PAGE EXCERPT
· · · · · · ·
As an example, assume a simple setup with an origin LV 'origin' with 4
physical extents (well call them e1 through e4) which just had a
snapshot created called 'snap'. Prior to making any changes to the
origin volume, all four extents are referenced directly by the snapshot.
The mapping might be represented something like this:

origin: e1 e2 e3 e4
snap: ^^ ^^ ^^ ^^

Assume we then try to write something to extent e1 in the origin. This
will cause the device-mapper to copy the contents of e1 from the origin
to the snapshot, update the snapshot to point at it's own copy of e1,
and then write the changes on the origin volume. After such a change,
the mapping could be represented like so:

origin: e1' e2 e3 e4
snap: e1 ^^ ^^ ^^

If we then decide to change e4 in the snapshot, this will cause the
contents of e4 in the origin to be copied to the snapshot, the snapshot
mapping to be updated to point at it's own copy of e4, and then the
changes will get written. After this, the mapping would be:

origin: e1' e2 e3 e4
snap: e1 ^^ ^^ e4'

If we then decide to modify e4 in the origin, or modify e1 in the snapshot, they get modified in place after a simple check that detects that the other copy has already been modified. This check gets performed only once for the snapshot (checking against the origin), but gets performed once per-snapshot for the origin (checking against each snapshot). As a result of this, performance degrades for the origin volume proportionate to the number of snapshots of that volume. The design however means that creating and deleting snapshots are relatively inexpensive operations, which can be very important on big systems.
· · · · · · ·
PROMPT 1
According to the passage on LVM snapshots, what happens to the performance of the origin volume as more snapshots of it exist?
PROMPT 2
State whether each statement agrees with the passage on LVM snapshots, answering yes or no and quoting the deciding words: (a) Before any changes are made to the origin volume, the snapshot references all four extents directly. (b) For the origin, the modification check is performed only once, regardless of how many snapshots exist. (c) Creating and deleting snapshots are expensive operations.
PROMPT 3
Pick up the passage on LVM snapshots after its final sentence and continue it.
· · · · · · ·
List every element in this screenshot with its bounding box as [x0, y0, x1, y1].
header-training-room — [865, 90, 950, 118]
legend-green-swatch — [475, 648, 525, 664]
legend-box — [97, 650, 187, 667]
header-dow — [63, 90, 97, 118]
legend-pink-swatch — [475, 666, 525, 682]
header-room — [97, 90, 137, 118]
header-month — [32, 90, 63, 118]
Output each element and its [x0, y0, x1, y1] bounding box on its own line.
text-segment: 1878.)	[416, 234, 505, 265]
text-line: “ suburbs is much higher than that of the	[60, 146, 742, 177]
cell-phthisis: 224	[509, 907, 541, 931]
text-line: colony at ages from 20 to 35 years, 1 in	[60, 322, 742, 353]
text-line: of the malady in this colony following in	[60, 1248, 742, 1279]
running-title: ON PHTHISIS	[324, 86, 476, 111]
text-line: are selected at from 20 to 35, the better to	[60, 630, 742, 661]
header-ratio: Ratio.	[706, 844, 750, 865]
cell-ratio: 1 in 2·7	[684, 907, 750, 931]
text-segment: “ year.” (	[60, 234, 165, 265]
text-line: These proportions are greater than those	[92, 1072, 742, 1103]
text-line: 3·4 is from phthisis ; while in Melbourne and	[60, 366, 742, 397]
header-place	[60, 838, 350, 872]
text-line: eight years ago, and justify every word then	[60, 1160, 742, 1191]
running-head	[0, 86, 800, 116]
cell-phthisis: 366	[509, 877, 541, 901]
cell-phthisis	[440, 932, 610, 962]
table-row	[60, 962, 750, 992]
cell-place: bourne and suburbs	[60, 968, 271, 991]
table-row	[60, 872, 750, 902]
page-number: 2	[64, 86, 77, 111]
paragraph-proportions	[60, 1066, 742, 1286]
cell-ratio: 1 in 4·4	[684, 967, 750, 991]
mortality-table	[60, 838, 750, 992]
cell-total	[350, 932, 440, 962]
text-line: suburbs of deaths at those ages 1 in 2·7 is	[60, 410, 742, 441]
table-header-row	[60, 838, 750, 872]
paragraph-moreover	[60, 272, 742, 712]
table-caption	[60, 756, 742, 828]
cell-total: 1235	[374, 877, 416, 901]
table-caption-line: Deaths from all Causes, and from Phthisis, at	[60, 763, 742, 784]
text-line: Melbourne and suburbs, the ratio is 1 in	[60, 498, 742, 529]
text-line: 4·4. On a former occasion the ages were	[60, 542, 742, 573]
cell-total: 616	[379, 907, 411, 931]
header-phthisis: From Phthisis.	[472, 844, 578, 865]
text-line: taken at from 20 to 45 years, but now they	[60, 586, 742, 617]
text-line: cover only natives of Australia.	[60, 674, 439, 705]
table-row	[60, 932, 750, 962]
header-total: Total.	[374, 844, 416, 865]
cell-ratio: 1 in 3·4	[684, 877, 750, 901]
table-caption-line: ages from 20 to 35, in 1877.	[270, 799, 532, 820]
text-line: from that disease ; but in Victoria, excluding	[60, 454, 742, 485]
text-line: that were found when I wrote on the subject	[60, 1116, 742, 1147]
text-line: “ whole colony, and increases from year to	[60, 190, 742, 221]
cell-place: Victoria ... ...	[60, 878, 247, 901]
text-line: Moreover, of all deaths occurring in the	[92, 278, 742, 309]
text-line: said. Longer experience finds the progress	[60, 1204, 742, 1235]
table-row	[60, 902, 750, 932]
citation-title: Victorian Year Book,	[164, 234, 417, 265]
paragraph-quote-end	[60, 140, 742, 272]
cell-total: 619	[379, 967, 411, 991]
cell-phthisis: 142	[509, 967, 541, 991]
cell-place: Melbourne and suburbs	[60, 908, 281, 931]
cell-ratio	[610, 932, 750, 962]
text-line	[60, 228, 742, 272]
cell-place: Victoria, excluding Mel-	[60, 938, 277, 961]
· · · · · · ·
ANSWER SECTION 1
It degrades proportionate to the number of snapshots of that volume.

ANSWER SECTION 2
(a) Yes: "Prior to making any changes to the origin volume, all four extents are referenced directly by the snapshot."
(b) No: "gets performed once per-snapshot for the origin (checking against each snapshot)"
(c) No: "creating and deleting snapshots are relatively inexpensive operations"

ANSWER SECTION 3
Secondarily, this also shows why snapshots can start out small, and why the practical upper bound on their size is around 105% of the size of the origin (the extra 5% is for the metadata that stores the mappings).

It is possible to merge a snapshot back into an origin volume, but this
gets dangerous if both the origin and snapshot have been modified since the snapshot was taken. There is no way to determine which side is correct in such a case, so there is significant risk of ending up with a horribly broken filesystem.
I would not have thought that you could safely mount a snapshot. If
 you try mounting it read-only then you have a dirty filesystem. If
you mount it read-write then fsck will try and fix it, which then
means you have two different systems trying to write to a volume. I
don't know if LVM will handle this and prevent the host access from
 corrupting the guests filesystem.
You can mount a snapshot RW, and LVM will handle keeping any writes
separate from the "origin image" copy.
This is correct, and is sometimes used for creating stable filesystem images for backups. In such usage, the typical workflow is:
1. Take a snapshot of a mounted, in-use LV.
2. Run fsck on the snapshot to make sure the FS is clean.
3. Mount the snapshot read-only, and run whatever backup software against this instead of against the origin volume.
4. Unmount and delete the snapshot.
Some backup software actually has built-in functionality to do this automatically, and for some filesystems (like XFS), you don't even need the fsck. This is how I used to manage backups on my systems before I switched to BTRFS (which has the snapshot functionality built in, so I don't need LVM for it), and it works well provided you can handle the small performance degradation while running the backup.

This is also used sometimes for multiple-instantiation of VM's from a base image by creating a snapshot for each VM, which is then used as the backing device for that VM, so the base image doesn't get modified. I know a couple people who use this for the root filesystem for driver domains on Xen.